### Problem to solve
The records below need retyping in full; give them again exactly.

___ Source material ___

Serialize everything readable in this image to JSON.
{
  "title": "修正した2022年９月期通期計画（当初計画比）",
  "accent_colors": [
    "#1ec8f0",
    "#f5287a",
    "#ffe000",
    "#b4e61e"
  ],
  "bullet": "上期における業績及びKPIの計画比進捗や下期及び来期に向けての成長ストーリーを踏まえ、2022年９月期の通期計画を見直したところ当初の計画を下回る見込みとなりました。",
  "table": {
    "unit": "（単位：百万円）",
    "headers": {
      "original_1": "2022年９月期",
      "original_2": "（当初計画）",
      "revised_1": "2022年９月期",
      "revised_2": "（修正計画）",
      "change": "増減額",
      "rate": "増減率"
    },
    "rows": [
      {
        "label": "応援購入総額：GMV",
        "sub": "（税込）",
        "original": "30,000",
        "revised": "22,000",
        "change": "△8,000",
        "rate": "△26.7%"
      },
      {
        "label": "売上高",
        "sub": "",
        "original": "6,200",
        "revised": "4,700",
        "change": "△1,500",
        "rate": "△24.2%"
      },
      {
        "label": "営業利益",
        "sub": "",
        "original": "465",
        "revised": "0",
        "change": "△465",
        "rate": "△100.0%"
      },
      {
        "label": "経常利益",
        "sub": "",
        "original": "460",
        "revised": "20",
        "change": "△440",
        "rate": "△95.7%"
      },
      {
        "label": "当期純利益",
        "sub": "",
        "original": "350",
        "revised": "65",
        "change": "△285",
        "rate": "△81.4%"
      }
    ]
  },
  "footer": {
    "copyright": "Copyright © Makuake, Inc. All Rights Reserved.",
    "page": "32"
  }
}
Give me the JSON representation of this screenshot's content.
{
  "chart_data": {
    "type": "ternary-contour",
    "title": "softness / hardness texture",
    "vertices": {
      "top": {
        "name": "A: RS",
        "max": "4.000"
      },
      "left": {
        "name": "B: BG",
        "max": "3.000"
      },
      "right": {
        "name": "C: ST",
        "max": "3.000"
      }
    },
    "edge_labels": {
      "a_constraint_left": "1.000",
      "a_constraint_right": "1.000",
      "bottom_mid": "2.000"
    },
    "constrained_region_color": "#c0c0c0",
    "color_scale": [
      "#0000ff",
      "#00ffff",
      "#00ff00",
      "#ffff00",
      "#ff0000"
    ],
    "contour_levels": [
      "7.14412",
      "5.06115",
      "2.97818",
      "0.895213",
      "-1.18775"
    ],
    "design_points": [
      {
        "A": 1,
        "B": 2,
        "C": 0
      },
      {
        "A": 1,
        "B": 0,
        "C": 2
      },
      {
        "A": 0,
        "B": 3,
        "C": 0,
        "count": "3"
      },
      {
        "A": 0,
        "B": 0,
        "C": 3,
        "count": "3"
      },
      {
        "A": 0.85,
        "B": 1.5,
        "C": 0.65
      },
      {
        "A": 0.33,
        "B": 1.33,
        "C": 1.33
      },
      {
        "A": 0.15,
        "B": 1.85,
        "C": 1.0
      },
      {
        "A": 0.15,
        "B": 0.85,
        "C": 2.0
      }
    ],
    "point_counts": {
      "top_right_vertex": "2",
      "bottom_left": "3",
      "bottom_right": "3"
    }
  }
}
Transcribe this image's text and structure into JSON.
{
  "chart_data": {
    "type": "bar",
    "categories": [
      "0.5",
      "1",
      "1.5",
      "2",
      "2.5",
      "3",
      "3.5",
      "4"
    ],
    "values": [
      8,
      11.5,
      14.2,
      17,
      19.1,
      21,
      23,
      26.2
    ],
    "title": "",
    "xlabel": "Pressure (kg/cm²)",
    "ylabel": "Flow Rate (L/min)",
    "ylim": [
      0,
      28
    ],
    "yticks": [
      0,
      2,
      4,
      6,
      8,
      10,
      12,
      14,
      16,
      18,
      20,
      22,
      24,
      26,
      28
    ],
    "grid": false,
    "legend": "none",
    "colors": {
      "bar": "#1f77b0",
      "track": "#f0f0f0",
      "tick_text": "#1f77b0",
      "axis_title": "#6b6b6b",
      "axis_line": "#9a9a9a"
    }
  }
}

___

### Answer in full
Serialize everything readable in this image to JSON.
{
  "title": "修正した2022年９月期通期計画（当初計画比）",
  "accent_colors": [
    "#1ec8f0",
    "#f5287a",
    "#ffe000",
    "#b4e61e"
  ],
  "bullet": "上期における業績及びKPIの計画比進捗や下期及び来期に向けての成長ストーリーを踏まえ、2022年９月期の通期計画を見直したところ当初の計画を下回る見込みとなりました。",
  "table": {
    "unit": "（単位：百万円）",
    "headers": {
      "original_1": "2022年９月期",
      "original_2": "（当初計画）",
      "revised_1": "2022年９月期",
      "revised_2": "（修正計画）",
      "change": "増減額",
      "rate": "増減率"
    },
    "rows": [
      {
        "label": "応援購入総額：GMV",
        "sub": "（税込）",
        "original": "30,000",
        "revised": "22,000",
        "change": "△8,000",
        "rate": "△26.7%"
      },
      {
        "label": "売上高",
        "sub": "",
        "original": "6,200",
        "revised": "4,700",
        "change": "△1,500",
        "rate": "△24.2%"
      },
      {
        "label": "営業利益",
        "sub": "",
        "original": "465",
        "revised": "0",
        "change": "△465",
        "rate": "△100.0%"
      },
      {
        "label": "経常利益",
        "sub": "",
        "original": "460",
        "revised": "20",
        "change": "△440",
        "rate": "△95.7%"
      },
      {
        "label": "当期純利益",
        "sub": "",
        "original": "350",
        "revised": "65",
        "change": "△285",
        "rate": "△81.4%"
      }
    ]
  },
  "footer": {
    "copyright": "Copyright © Makuake, Inc. All Rights Reserved.",
    "page": "32"
  }
}
Give me the JSON representation of this screenshot's content.
{
  "chart_data": {
    "type": "ternary-contour",
    "title": "softness / hardness texture",
    "vertices": {
      "top": {
        "name": "A: RS",
        "max": "4.000"
      },
      "left": {
        "name": "B: BG",
        "max": "3.000"
      },
      "right": {
        "name": "C: ST",
        "max": "3.000"
      }
    },
    "edge_labels": {
      "a_constraint_left": "1.000",
      "a_constraint_right": "1.000",
      "bottom_mid": "2.000"
    },
    "constrained_region_color": "#c0c0c0",
    "color_scale": [
      "#0000ff",
      "#00ffff",
      "#00ff00",
      "#ffff00",
      "#ff0000"
    ],
    "contour_levels": [
      "7.14412",
      "5.06115",
      "2.97818",
      "0.895213",
      "-1.18775"
    ],
    "design_points": [
      {
        "A": 1,
        "B": 2,
        "C": 0
      },
      {
        "A": 1,
        "B": 0,
        "C": 2
      },
      {
        "A": 0,
        "B": 3,
        "C": 0,
        "count": "3"
      },
      {
        "A": 0,
        "B": 0,
        "C": 3,
        "count": "3"
      },
      {
        "A": 0.85,
        "B": 1.5,
        "C": 0.65
      },
      {
        "A": 0.33,
        "B": 1.33,
        "C": 1.33
      },
      {
        "A": 0.15,
        "B": 1.85,
        "C": 1.0
      },
      {
        "A": 0.15,
        "B": 0.85,
        "C": 2.0
      }
    ],
    "point_counts": {
      "top_right_vertex": "2",
      "bottom_left": "3",
      "bottom_right": "3"
    }
  }
}
Transcribe this image's text and structure into JSON.
{
  "chart_data": {
    "type": "bar",
    "categories": [
      "0.5",
      "1",
      "1.5",
      "2",
      "2.5",
      "3",
      "3.5",
      "4"
    ],
    "values": [
      8,
      11.5,
      14.2,
      17,
      19.1,
      21,
      23,
      26.2
    ],
    "title": "",
    "xlabel": "Pressure (kg/cm²)",
    "ylabel": "Flow Rate (L/min)",
    "ylim": [
      0,
      28
    ],
    "yticks": [
      0,
      2,
      4,
      6,
      8,
      10,
      12,
      14,
      16,
      18,
      20,
      22,
      24,
      26,
      28
    ],
    "grid": false,
    "legend": "none",
    "colors": {
      "bar": "#1f77b0",
      "track": "#f0f0f0",
      "tick_text": "#1f77b0",
      "axis_title": "#6b6b6b",
      "axis_line": "#9a9a9a"
    }
  }
}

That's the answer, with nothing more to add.